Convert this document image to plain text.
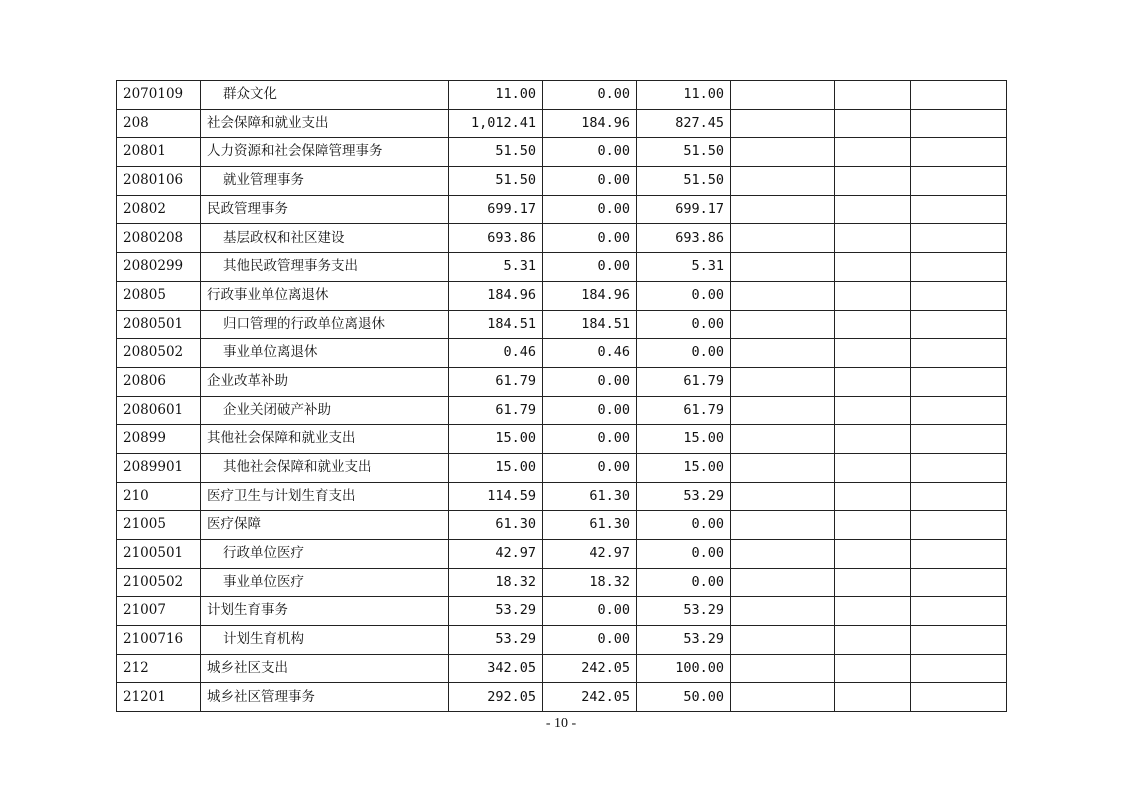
2070109	群众文化	11.00	0.00	11.00			
208	社会保障和就业支出	1,012.41	184.96	827.45			
20801	人力资源和社会保障管理事务	51.50	0.00	51.50			
2080106	就业管理事务	51.50	0.00	51.50			
20802	民政管理事务	699.17	0.00	699.17			
2080208	基层政权和社区建设	693.86	0.00	693.86			
2080299	其他民政管理事务支出	5.31	0.00	5.31			
20805	行政事业单位离退休	184.96	184.96	0.00			
2080501	归口管理的行政单位离退休	184.51	184.51	0.00			
2080502	事业单位离退休	0.46	0.46	0.00			
20806	企业改革补助	61.79	0.00	61.79			
2080601	企业关闭破产补助	61.79	0.00	61.79			
20899	其他社会保障和就业支出	15.00	0.00	15.00			
2089901	其他社会保障和就业支出	15.00	0.00	15.00			
210	医疗卫生与计划生育支出	114.59	61.30	53.29			
21005	医疗保障	61.30	61.30	0.00			
2100501	行政单位医疗	42.97	42.97	0.00			
2100502	事业单位医疗	18.32	18.32	0.00			
21007	计划生育事务	53.29	0.00	53.29			
2100716	计划生育机构	53.29	0.00	53.29			
212	城乡社区支出	342.05	242.05	100.00			
21201	城乡社区管理事务	292.05	242.05	50.00			
- 10 -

- **TASK TO CARRY OUT**: Using the material above, return every line exactly as it appears, minus the pictures.

- **SOLUTION TO THE PROBLEM**:
Convert this document image to plain text.
2070109	群众文化	11.00	0.00	11.00			
208	社会保障和就业支出	1,012.41	184.96	827.45			
20801	人力资源和社会保障管理事务	51.50	0.00	51.50			
2080106	就业管理事务	51.50	0.00	51.50			
20802	民政管理事务	699.17	0.00	699.17			
2080208	基层政权和社区建设	693.86	0.00	693.86			
2080299	其他民政管理事务支出	5.31	0.00	5.31			
20805	行政事业单位离退休	184.96	184.96	0.00			
2080501	归口管理的行政单位离退休	184.51	184.51	0.00			
2080502	事业单位离退休	0.46	0.46	0.00			
20806	企业改革补助	61.79	0.00	61.79			
2080601	企业关闭破产补助	61.79	0.00	61.79			
20899	其他社会保障和就业支出	15.00	0.00	15.00			
2089901	其他社会保障和就业支出	15.00	0.00	15.00			
210	医疗卫生与计划生育支出	114.59	61.30	53.29			
21005	医疗保障	61.30	61.30	0.00			
2100501	行政单位医疗	42.97	42.97	0.00			
2100502	事业单位医疗	18.32	18.32	0.00			
21007	计划生育事务	53.29	0.00	53.29			
2100716	计划生育机构	53.29	0.00	53.29			
212	城乡社区支出	342.05	242.05	100.00			
21201	城乡社区管理事务	292.05	242.05	50.00			
- 10 -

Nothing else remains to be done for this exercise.